[start]

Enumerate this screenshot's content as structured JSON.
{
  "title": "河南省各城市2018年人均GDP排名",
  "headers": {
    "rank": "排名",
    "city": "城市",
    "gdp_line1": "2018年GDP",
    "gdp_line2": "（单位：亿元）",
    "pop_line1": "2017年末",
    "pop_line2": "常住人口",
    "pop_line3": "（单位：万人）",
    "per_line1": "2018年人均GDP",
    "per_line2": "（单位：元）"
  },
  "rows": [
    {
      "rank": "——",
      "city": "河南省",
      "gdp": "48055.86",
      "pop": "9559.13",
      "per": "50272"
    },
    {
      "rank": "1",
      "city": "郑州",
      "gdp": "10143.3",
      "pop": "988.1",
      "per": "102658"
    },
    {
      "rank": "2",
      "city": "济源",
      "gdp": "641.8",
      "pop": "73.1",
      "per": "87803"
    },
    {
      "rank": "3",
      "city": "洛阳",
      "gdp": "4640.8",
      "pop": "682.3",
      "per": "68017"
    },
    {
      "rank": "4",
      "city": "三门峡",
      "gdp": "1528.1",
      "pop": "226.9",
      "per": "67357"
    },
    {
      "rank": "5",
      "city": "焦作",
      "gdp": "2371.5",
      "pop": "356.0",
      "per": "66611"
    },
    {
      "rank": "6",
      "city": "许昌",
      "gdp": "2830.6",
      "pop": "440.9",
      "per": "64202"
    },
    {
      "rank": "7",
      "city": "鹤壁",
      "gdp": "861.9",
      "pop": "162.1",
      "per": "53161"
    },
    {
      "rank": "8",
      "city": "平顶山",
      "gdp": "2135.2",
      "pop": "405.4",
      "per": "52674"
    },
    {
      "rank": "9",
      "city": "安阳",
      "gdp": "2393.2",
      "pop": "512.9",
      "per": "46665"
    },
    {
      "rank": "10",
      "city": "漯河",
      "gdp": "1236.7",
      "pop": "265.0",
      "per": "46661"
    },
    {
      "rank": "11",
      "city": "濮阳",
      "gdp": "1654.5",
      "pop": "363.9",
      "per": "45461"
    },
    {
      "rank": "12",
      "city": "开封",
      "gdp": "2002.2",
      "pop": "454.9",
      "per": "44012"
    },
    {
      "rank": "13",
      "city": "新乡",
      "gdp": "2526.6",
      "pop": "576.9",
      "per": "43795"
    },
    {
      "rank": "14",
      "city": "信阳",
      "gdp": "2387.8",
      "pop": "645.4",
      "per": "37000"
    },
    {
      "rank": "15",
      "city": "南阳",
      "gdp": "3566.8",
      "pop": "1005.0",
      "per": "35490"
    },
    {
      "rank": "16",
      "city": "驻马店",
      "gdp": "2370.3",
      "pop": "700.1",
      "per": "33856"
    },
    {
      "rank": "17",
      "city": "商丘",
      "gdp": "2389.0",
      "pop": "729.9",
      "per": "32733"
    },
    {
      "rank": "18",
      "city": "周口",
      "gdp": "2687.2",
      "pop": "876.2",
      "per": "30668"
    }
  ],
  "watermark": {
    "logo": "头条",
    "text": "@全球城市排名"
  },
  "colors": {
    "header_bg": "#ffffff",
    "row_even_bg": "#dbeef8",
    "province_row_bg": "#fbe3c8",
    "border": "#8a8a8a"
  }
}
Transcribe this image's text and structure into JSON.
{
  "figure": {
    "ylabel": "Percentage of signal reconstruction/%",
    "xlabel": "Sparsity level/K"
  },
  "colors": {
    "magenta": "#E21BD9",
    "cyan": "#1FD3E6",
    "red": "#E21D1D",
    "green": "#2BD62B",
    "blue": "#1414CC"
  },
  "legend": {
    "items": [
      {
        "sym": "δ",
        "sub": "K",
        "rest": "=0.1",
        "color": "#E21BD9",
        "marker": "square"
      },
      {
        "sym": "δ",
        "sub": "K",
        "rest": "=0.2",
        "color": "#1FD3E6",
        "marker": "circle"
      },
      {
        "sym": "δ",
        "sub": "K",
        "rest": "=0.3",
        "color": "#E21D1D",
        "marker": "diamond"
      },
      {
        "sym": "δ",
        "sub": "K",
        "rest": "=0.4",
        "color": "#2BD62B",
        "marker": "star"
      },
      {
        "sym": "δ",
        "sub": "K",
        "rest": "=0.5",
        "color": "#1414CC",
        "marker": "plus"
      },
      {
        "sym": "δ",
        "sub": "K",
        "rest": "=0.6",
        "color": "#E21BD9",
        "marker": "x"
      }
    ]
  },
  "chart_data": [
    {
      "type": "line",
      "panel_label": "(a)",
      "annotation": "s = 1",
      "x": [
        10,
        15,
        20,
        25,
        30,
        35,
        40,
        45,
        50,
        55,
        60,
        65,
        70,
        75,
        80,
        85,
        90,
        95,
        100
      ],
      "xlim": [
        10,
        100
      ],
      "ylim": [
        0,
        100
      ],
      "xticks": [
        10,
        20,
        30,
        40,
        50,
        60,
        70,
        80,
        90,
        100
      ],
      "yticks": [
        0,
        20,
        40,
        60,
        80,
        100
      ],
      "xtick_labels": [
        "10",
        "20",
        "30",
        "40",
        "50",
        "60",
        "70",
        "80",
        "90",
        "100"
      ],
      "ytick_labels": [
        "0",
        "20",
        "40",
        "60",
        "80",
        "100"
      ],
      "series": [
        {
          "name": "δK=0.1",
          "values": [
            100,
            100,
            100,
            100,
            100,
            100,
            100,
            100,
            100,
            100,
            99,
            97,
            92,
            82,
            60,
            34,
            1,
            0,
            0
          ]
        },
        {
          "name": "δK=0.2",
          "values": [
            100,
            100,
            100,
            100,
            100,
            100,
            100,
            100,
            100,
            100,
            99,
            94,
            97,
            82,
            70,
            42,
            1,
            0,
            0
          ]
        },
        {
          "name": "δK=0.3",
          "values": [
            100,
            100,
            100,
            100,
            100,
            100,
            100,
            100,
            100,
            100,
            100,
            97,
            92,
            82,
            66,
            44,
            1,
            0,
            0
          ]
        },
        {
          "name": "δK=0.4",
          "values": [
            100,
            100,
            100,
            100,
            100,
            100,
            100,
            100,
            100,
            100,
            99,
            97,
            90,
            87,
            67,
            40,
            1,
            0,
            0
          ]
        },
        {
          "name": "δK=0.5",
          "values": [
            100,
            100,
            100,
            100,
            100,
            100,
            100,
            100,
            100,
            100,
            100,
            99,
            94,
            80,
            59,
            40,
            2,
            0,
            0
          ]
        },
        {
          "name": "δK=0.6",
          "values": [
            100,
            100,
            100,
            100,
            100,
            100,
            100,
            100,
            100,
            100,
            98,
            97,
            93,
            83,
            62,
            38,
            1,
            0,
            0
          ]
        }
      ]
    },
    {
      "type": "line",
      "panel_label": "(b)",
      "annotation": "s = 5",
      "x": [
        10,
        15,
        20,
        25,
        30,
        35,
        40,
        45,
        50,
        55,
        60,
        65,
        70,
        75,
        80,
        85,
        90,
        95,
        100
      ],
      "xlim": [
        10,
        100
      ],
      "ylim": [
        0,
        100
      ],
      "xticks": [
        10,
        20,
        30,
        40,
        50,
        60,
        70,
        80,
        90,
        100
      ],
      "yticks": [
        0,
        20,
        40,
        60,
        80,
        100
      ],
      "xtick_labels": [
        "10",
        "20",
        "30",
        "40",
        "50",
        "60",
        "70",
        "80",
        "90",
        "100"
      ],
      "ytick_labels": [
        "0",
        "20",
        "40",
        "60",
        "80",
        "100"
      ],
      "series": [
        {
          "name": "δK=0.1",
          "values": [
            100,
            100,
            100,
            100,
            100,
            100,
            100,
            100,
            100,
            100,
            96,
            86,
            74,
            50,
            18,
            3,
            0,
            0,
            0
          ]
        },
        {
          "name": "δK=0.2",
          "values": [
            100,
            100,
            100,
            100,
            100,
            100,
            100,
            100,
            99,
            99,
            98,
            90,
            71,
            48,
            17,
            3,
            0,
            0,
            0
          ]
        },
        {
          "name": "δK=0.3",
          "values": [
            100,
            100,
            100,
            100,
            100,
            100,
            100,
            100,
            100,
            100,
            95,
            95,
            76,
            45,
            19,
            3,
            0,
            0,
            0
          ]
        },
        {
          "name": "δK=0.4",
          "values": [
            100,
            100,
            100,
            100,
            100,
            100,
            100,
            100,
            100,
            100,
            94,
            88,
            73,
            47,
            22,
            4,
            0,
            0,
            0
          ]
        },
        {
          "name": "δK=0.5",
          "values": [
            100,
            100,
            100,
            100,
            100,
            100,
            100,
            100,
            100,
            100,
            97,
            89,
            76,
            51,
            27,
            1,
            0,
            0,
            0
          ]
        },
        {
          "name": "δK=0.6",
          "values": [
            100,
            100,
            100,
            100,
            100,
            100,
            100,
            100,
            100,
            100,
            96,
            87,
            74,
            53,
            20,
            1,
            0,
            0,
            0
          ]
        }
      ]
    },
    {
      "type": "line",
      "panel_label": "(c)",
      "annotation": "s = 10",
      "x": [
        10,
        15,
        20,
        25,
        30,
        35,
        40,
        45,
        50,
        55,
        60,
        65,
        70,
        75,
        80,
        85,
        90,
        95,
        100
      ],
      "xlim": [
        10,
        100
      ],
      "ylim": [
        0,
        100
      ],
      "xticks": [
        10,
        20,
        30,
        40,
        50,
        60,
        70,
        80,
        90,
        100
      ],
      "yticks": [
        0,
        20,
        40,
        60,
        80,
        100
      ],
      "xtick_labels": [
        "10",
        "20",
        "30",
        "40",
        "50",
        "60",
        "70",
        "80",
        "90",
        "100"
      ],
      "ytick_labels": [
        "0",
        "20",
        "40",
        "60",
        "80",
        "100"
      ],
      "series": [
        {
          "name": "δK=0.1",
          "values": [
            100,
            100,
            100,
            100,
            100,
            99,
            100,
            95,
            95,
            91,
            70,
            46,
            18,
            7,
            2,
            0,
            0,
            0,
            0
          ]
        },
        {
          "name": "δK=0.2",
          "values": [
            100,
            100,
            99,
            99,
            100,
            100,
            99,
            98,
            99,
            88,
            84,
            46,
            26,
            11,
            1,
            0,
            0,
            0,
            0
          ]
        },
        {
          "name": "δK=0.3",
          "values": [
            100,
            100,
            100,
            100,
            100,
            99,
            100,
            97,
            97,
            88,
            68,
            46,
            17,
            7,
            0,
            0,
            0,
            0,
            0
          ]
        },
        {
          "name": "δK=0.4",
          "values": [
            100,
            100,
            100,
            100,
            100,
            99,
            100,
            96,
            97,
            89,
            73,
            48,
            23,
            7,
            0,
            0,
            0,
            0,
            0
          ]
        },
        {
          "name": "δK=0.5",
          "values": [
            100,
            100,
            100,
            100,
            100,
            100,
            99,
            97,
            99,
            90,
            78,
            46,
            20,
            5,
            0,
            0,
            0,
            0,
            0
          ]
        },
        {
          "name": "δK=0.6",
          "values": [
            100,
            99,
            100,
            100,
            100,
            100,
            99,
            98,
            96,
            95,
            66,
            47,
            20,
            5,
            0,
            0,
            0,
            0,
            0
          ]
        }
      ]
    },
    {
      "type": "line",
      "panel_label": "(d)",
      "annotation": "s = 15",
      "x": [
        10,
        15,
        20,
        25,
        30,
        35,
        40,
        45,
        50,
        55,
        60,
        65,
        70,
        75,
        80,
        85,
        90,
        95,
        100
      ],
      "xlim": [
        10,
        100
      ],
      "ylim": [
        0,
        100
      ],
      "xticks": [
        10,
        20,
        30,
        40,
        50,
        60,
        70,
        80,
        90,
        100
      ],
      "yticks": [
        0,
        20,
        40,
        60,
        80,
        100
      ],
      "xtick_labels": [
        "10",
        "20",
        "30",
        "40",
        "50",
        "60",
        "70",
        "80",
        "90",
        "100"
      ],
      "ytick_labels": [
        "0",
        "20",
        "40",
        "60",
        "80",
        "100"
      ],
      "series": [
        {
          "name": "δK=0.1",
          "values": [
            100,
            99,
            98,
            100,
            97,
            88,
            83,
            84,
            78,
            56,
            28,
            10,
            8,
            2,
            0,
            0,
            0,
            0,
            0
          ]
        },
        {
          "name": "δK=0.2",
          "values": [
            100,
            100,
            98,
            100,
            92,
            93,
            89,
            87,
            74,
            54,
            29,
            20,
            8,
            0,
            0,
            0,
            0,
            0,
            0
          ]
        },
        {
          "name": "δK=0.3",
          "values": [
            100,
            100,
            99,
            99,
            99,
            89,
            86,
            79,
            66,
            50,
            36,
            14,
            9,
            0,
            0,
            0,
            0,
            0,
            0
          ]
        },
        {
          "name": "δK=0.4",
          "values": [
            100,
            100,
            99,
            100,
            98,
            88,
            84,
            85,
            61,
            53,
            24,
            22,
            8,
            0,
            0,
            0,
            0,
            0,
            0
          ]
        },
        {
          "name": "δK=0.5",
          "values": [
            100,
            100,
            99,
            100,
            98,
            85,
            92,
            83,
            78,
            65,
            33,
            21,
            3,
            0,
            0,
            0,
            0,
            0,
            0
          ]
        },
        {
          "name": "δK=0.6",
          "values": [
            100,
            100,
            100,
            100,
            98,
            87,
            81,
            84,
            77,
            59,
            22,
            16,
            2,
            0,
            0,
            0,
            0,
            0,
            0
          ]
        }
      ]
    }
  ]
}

[end]

To be done => Copy every line from the entries that contains the word "marker".

Task result =>
        "marker": "square"
        "marker": "circle"
        "marker": "diamond"
        "marker": "star"
        "marker": "plus"
        "marker": "x"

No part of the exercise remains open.